(Data items)
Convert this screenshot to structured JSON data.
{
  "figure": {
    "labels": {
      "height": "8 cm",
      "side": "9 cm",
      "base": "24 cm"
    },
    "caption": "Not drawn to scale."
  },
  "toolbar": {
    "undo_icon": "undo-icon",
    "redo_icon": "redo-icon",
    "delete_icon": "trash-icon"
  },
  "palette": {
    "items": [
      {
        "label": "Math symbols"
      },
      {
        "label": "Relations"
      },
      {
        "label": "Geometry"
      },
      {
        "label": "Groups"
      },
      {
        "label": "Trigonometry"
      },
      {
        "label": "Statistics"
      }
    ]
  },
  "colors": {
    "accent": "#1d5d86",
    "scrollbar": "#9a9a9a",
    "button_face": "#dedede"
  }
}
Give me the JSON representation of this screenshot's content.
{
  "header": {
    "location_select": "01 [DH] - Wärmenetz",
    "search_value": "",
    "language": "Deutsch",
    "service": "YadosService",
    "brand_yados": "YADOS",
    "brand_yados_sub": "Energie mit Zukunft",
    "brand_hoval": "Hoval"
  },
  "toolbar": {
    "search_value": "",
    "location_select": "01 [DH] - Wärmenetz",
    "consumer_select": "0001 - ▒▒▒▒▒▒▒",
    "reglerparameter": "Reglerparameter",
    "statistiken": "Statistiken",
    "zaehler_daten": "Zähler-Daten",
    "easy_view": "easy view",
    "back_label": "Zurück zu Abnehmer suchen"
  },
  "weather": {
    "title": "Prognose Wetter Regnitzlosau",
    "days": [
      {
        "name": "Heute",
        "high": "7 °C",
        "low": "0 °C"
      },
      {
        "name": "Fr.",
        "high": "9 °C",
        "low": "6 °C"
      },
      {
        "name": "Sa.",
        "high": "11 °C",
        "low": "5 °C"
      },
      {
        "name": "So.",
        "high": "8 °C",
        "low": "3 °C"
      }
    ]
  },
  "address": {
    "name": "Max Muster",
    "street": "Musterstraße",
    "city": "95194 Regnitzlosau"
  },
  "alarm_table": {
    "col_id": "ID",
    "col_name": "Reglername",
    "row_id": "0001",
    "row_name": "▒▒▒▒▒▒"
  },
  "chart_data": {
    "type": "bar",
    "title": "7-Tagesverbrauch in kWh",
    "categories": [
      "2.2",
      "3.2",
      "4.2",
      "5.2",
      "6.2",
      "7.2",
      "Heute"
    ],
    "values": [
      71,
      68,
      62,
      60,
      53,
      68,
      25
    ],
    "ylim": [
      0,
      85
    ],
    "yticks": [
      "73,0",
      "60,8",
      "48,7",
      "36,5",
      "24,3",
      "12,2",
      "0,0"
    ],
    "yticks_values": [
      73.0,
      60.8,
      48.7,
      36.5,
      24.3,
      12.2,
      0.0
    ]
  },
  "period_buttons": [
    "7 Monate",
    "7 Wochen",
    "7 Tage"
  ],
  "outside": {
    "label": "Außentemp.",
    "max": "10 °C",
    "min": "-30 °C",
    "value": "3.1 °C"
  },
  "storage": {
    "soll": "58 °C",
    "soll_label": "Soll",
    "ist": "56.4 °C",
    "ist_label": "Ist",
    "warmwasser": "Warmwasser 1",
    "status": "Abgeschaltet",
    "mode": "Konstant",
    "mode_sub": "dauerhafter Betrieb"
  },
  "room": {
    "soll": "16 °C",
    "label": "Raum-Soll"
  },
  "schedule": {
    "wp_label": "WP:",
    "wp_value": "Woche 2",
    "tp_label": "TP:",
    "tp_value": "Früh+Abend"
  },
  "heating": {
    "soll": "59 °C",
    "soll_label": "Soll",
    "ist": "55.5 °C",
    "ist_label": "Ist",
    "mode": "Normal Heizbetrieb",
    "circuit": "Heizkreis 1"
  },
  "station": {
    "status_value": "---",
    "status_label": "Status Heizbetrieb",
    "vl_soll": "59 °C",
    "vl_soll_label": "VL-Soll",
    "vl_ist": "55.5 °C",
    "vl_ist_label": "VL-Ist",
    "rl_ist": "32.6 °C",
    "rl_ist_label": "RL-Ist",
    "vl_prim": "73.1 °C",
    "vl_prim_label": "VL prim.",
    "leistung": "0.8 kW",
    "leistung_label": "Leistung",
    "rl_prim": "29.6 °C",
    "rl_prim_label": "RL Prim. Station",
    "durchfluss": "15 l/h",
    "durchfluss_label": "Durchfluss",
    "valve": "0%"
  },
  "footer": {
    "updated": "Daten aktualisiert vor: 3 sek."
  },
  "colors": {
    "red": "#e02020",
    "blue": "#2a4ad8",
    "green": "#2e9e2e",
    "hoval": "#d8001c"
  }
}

Direction:
Repeat the listing exactly, from its first line to its last.

Solution for this exercise:
Convert this screenshot to structured JSON data.
{
  "figure": {
    "labels": {
      "height": "8 cm",
      "side": "9 cm",
      "base": "24 cm"
    },
    "caption": "Not drawn to scale."
  },
  "toolbar": {
    "undo_icon": "undo-icon",
    "redo_icon": "redo-icon",
    "delete_icon": "trash-icon"
  },
  "palette": {
    "items": [
      {
        "label": "Math symbols"
      },
      {
        "label": "Relations"
      },
      {
        "label": "Geometry"
      },
      {
        "label": "Groups"
      },
      {
        "label": "Trigonometry"
      },
      {
        "label": "Statistics"
      }
    ]
  },
  "colors": {
    "accent": "#1d5d86",
    "scrollbar": "#9a9a9a",
    "button_face": "#dedede"
  }
}
Give me the JSON representation of this screenshot's content.
{
  "header": {
    "location_select": "01 [DH] - Wärmenetz",
    "search_value": "",
    "language": "Deutsch",
    "service": "YadosService",
    "brand_yados": "YADOS",
    "brand_yados_sub": "Energie mit Zukunft",
    "brand_hoval": "Hoval"
  },
  "toolbar": {
    "search_value": "",
    "location_select": "01 [DH] - Wärmenetz",
    "consumer_select": "0001 - ▒▒▒▒▒▒▒",
    "reglerparameter": "Reglerparameter",
    "statistiken": "Statistiken",
    "zaehler_daten": "Zähler-Daten",
    "easy_view": "easy view",
    "back_label": "Zurück zu Abnehmer suchen"
  },
  "weather": {
    "title": "Prognose Wetter Regnitzlosau",
    "days": [
      {
        "name": "Heute",
        "high": "7 °C",
        "low": "0 °C"
      },
      {
        "name": "Fr.",
        "high": "9 °C",
        "low": "6 °C"
      },
      {
        "name": "Sa.",
        "high": "11 °C",
        "low": "5 °C"
      },
      {
        "name": "So.",
        "high": "8 °C",
        "low": "3 °C"
      }
    ]
  },
  "address": {
    "name": "Max Muster",
    "street": "Musterstraße",
    "city": "95194 Regnitzlosau"
  },
  "alarm_table": {
    "col_id": "ID",
    "col_name": "Reglername",
    "row_id": "0001",
    "row_name": "▒▒▒▒▒▒"
  },
  "chart_data": {
    "type": "bar",
    "title": "7-Tagesverbrauch in kWh",
    "categories": [
      "2.2",
      "3.2",
      "4.2",
      "5.2",
      "6.2",
      "7.2",
      "Heute"
    ],
    "values": [
      71,
      68,
      62,
      60,
      53,
      68,
      25
    ],
    "ylim": [
      0,
      85
    ],
    "yticks": [
      "73,0",
      "60,8",
      "48,7",
      "36,5",
      "24,3",
      "12,2",
      "0,0"
    ],
    "yticks_values": [
      73.0,
      60.8,
      48.7,
      36.5,
      24.3,
      12.2,
      0.0
    ]
  },
  "period_buttons": [
    "7 Monate",
    "7 Wochen",
    "7 Tage"
  ],
  "outside": {
    "label": "Außentemp.",
    "max": "10 °C",
    "min": "-30 °C",
    "value": "3.1 °C"
  },
  "storage": {
    "soll": "58 °C",
    "soll_label": "Soll",
    "ist": "56.4 °C",
    "ist_label": "Ist",
    "warmwasser": "Warmwasser 1",
    "status": "Abgeschaltet",
    "mode": "Konstant",
    "mode_sub": "dauerhafter Betrieb"
  },
  "room": {
    "soll": "16 °C",
    "label": "Raum-Soll"
  },
  "schedule": {
    "wp_label": "WP:",
    "wp_value": "Woche 2",
    "tp_label": "TP:",
    "tp_value": "Früh+Abend"
  },
  "heating": {
    "soll": "59 °C",
    "soll_label": "Soll",
    "ist": "55.5 °C",
    "ist_label": "Ist",
    "mode": "Normal Heizbetrieb",
    "circuit": "Heizkreis 1"
  },
  "station": {
    "status_value": "---",
    "status_label": "Status Heizbetrieb",
    "vl_soll": "59 °C",
    "vl_soll_label": "VL-Soll",
    "vl_ist": "55.5 °C",
    "vl_ist_label": "VL-Ist",
    "rl_ist": "32.6 °C",
    "rl_ist_label": "RL-Ist",
    "vl_prim": "73.1 °C",
    "vl_prim_label": "VL prim.",
    "leistung": "0.8 kW",
    "leistung_label": "Leistung",
    "rl_prim": "29.6 °C",
    "rl_prim_label": "RL Prim. Station",
    "durchfluss": "15 l/h",
    "durchfluss_label": "Durchfluss",
    "valve": "0%"
  },
  "footer": {
    "updated": "Daten aktualisiert vor: 3 sek."
  },
  "colors": {
    "red": "#e02020",
    "blue": "#2a4ad8",
    "green": "#2e9e2e",
    "hoval": "#d8001c"
  }
}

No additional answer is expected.